## REQUEST
Select the lines of the records containing the word "κάθισμα" and list them.

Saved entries
= = = = = = =
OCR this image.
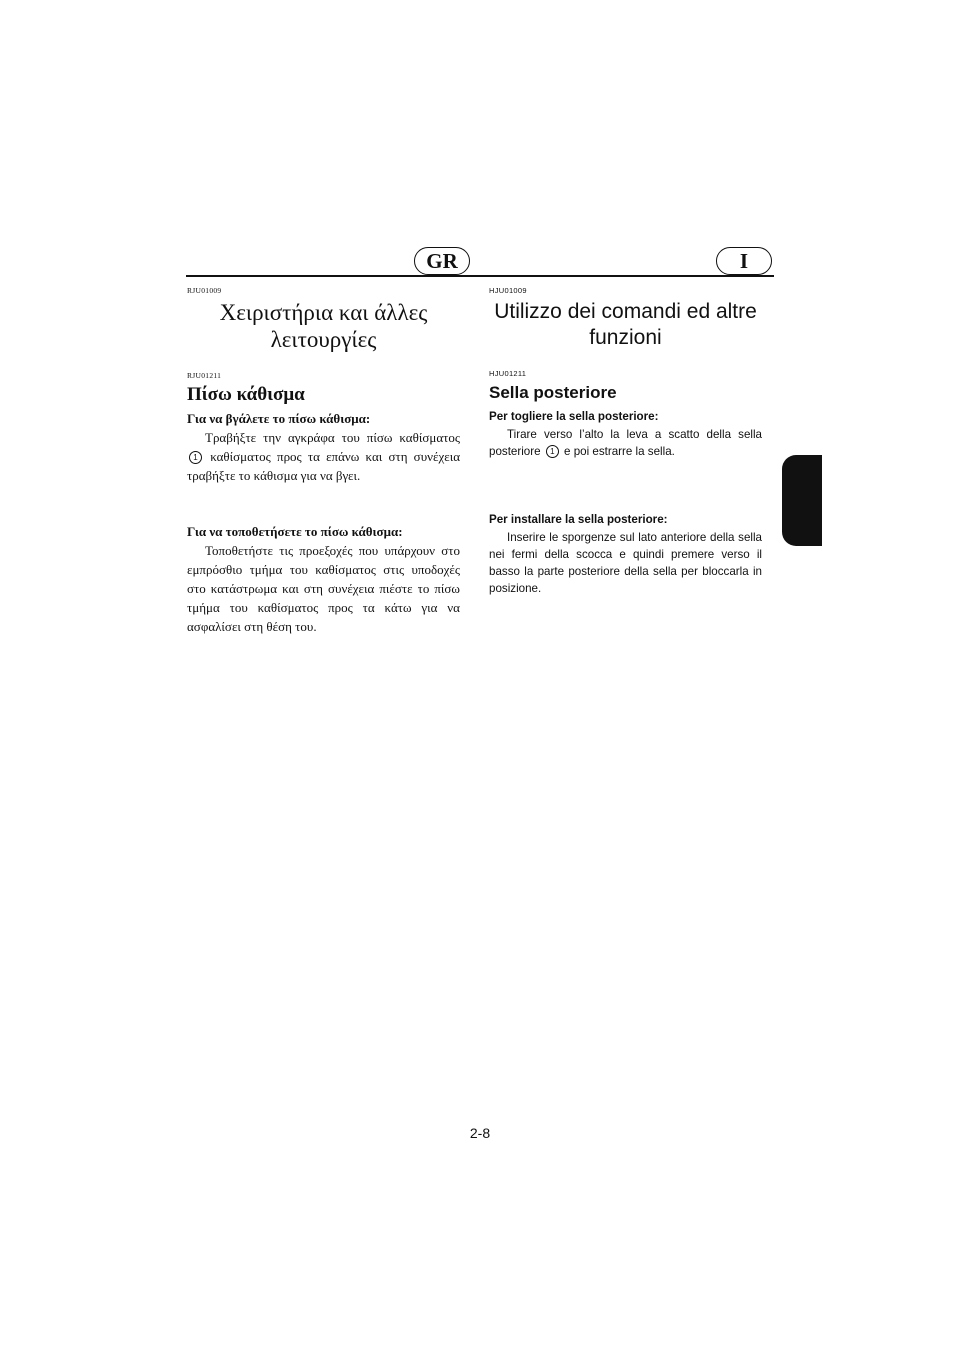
GR	I

RJU01009

Χειριστήρια και άλλες λειτουργίες

RJU01211

Πίσω κάθισμα
Για να βγάλετε το πίσω κάθισμα:

Τραβήξτε την αγκράφα του πίσω καθίσματος 1 καθίσματος προς τα επάνω και στη συνέχεια τραβήξτε το κάθισμα για να βγει.

Για να τοποθετήσετε το πίσω κάθισμα:

Τοποθετήστε τις προεξοχές που υπάρχουν στο εμπρόσθιο τμήμα του καθίσματος στις υποδοχές στο κατάστρωμα και στη συνέχεια πιέστε το πίσω τμήμα του καθίσματος προς τα κάτω για να ασφαλίσει στη θέση του.

HJU01009

Utilizzo dei comandi ed altre funzioni

HJU01211

Sella posteriore
Per togliere la sella posteriore:

Tirare verso l’alto la leva a scatto della sella posteriore 1 e poi estrarre la sella.

Per installare la sella posteriore:

Inserire le sporgenze sul lato anteriore della sella nei fermi della scocca e quindi premere verso il basso la parte posteriore della sella per bloccarla in posizione.

2-8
= = = = = = =
## SOLUTION TO THIS EXERCISE
Πίσω κάθισμα
Για να βγάλετε το πίσω κάθισμα:
Τραβήξτε την αγκράφα του πίσω καθίσματος 1 καθίσματος προς τα επάνω και στη συνέχεια τραβήξτε το κάθισμα για να βγει.
Για να τοποθετήσετε το πίσω κάθισμα:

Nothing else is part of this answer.